• **YOUR TASK**
Filter the entries, keeping every line with the word "dada".

══ ROWS

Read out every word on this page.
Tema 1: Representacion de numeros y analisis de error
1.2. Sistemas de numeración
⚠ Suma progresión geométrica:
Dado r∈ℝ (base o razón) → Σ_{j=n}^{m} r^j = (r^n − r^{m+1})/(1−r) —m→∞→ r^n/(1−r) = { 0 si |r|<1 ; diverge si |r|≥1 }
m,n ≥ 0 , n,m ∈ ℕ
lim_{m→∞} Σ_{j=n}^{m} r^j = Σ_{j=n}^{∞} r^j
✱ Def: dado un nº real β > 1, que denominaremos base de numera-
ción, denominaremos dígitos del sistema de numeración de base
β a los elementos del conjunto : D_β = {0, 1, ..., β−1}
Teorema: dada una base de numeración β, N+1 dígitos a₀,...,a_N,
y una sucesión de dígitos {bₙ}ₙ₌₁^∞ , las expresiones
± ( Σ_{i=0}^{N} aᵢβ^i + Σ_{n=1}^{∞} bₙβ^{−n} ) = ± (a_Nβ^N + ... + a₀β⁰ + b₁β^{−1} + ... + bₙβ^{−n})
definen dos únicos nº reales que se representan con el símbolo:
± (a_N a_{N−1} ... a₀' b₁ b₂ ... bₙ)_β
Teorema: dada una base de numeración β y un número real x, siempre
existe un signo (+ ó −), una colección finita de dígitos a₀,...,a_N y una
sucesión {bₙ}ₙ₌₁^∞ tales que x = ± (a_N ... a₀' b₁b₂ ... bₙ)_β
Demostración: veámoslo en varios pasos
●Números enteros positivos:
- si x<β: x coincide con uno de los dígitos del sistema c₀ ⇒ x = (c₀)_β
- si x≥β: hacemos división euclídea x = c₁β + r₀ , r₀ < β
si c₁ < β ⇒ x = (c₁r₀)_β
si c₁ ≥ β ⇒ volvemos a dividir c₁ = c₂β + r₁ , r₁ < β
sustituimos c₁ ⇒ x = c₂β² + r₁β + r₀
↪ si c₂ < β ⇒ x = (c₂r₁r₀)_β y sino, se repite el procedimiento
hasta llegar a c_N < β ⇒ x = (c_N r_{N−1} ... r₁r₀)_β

════

• **ANSWER TO THE TASK**
Teorema: dada una base de numeración β, N+1 dígitos a₀,...,a_N,
Teorema: dada una base de numeración β y un número real x, siempre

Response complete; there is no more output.